*练习*. 修改下面的全部条目，把其中的“bounding boxes”都换成“bounding rectangles”，其余内容一字不动地写出来。答案里不要放图片。

==== 数据内容 ====

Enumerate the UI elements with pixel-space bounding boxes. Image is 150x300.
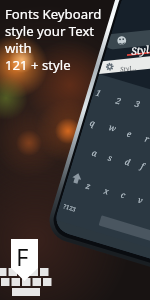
staticText: d [123,156,132,168]
staticText: 1 [94,86,103,99]
staticText: F [16,240,29,273]
staticText: a [90,146,99,159]
staticText: ?123 [62,202,77,214]
staticText: 3 [133,98,142,110]
staticText: e [125,128,134,140]
staticText: Fonts Keyboard style your Text with 121 … [5,5,102,74]
staticText: w [107,121,118,135]
staticText: c [119,188,128,201]
staticText: z [84,180,93,192]
staticText: s [106,152,114,164]
staticText: Styl... [120,63,137,74]
staticText: q [88,116,97,129]
button[interactable]: Fonts Keyboard app icon [2,236,54,296]
staticText: r [143,133,150,145]
staticText: f [139,160,146,172]
staticText: x [102,184,111,197]
staticText: Styl [130,42,150,58]
staticText: 2 [114,94,123,107]
staticText: v [136,194,145,206]
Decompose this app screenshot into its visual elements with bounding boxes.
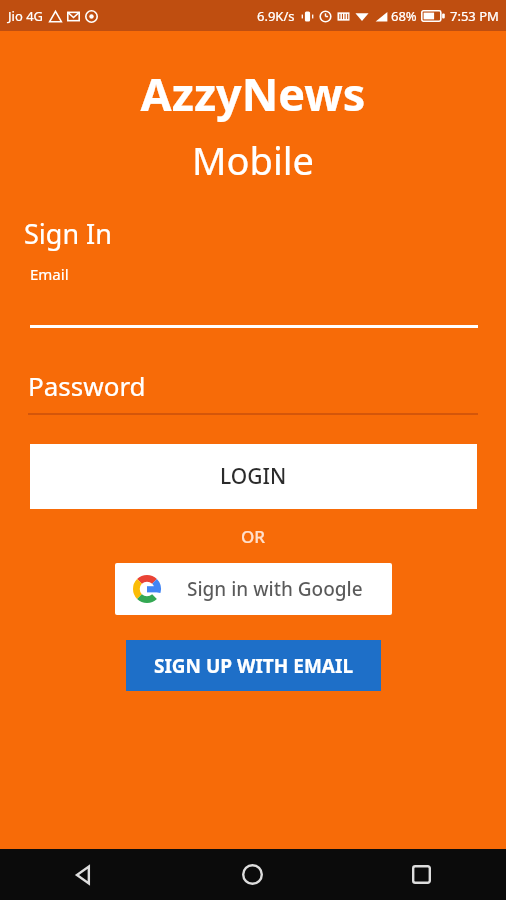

====

*书面回答*.
Enumerate the UI elements with pixel-space bounding rectangles. Image is 150x300.
staticText: d [123,156,132,168]
staticText: 1 [94,86,103,99]
staticText: F [16,240,29,273]
staticText: a [90,146,99,159]
staticText: ?123 [62,202,77,214]
staticText: 3 [133,98,142,110]
staticText: e [125,128,134,140]
staticText: Fonts Keyboard style your Text with 121 … [5,5,102,74]
staticText: w [107,121,118,135]
staticText: c [119,188,128,201]
staticText: z [84,180,93,192]
staticText: s [106,152,114,164]
staticText: Styl... [120,63,137,74]
staticText: q [88,116,97,129]
button[interactable]: Fonts Keyboard app icon [2,236,54,296]
staticText: r [143,133,150,145]
staticText: f [139,160,146,172]
staticText: x [102,184,111,197]
staticText: Styl [130,42,150,58]
staticText: 2 [114,94,123,107]
staticText: v [136,194,145,206]
Decompose this app screenshot into its visual elements with bounding rectangles.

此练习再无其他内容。